Work to be completed: Go through the listing and pick out each line with the word "Seleccione" in it.

Data listing:
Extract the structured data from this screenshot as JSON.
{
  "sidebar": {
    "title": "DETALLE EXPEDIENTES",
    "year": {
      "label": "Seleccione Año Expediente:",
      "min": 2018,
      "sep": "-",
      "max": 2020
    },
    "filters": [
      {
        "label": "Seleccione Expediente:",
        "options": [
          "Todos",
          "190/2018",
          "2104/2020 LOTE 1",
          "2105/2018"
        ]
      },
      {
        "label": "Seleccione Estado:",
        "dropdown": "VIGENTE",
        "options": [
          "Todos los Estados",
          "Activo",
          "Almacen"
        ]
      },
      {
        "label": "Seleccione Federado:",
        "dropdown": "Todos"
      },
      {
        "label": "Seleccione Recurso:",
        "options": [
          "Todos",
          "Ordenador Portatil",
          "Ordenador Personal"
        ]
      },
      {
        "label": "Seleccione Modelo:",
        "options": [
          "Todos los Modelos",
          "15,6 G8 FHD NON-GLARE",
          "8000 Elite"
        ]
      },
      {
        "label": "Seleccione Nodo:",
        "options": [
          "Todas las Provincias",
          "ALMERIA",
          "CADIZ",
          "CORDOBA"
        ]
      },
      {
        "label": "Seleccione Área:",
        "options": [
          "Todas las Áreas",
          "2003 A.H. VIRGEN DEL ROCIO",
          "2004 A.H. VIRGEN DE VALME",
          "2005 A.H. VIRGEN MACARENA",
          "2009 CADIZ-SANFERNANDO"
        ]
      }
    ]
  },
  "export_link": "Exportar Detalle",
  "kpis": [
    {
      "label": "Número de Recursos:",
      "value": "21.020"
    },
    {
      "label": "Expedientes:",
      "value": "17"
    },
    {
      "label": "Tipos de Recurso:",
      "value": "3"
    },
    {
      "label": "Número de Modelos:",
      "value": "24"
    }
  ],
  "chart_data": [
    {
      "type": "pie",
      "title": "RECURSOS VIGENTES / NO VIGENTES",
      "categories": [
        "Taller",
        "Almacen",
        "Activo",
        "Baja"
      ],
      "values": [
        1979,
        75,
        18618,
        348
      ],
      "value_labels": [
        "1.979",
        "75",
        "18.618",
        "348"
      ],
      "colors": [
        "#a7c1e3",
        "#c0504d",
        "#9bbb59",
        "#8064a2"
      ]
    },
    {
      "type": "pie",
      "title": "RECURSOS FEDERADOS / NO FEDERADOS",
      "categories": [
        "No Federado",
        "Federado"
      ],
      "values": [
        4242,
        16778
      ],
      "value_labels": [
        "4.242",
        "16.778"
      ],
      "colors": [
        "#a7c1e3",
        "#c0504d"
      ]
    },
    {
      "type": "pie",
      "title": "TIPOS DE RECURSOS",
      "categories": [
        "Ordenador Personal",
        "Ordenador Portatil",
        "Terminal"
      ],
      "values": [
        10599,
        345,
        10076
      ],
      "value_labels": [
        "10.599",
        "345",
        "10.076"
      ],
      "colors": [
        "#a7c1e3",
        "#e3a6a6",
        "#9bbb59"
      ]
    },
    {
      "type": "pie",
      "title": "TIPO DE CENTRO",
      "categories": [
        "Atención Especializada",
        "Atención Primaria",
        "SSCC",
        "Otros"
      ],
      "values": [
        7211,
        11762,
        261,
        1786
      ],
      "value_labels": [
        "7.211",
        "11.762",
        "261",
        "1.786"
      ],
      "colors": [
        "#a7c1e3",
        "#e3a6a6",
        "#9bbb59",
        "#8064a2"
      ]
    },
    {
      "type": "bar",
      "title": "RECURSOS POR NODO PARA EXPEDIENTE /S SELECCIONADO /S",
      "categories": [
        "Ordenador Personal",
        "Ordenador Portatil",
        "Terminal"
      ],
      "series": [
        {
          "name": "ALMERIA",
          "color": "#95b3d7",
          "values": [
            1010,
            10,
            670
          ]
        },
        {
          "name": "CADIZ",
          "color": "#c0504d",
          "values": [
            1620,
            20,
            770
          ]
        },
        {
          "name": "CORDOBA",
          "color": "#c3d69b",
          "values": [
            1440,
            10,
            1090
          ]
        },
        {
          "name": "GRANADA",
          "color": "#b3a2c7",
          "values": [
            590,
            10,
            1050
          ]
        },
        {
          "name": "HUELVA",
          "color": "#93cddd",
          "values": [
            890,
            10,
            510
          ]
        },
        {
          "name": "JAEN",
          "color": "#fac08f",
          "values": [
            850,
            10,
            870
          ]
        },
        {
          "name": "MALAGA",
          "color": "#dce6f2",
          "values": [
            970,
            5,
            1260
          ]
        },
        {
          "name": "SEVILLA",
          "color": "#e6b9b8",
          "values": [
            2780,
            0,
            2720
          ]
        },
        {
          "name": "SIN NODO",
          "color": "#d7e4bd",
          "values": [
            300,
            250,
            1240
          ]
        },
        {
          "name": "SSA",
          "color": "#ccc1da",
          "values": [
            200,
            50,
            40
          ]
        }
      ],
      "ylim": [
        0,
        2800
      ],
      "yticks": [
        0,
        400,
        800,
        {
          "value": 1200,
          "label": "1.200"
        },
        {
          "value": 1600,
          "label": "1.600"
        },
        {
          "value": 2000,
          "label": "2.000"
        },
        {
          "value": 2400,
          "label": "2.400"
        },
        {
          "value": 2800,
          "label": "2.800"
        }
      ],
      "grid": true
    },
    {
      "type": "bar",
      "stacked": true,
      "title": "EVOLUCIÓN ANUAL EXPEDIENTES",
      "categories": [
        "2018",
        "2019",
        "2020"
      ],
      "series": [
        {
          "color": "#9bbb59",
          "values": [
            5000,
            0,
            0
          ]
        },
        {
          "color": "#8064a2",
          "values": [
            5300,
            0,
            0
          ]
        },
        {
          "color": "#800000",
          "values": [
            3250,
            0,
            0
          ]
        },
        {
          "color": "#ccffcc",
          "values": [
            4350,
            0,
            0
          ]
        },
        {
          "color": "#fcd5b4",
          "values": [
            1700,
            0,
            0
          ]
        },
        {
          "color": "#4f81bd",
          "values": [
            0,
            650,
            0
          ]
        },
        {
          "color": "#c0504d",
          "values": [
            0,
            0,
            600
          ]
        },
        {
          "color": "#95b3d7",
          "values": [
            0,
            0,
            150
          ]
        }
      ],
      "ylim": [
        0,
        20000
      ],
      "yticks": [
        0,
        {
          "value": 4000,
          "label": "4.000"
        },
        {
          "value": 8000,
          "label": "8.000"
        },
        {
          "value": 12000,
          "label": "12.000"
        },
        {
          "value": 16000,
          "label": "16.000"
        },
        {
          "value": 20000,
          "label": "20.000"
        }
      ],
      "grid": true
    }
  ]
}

The answer:
      "label": "Seleccione Año Expediente:",
        "label": "Seleccione Expediente:",
        "label": "Seleccione Estado:",
        "label": "Seleccione Federado:",
        "label": "Seleccione Recurso:",
        "label": "Seleccione Modelo:",
        "label": "Seleccione Nodo:",
        "label": "Seleccione Área:",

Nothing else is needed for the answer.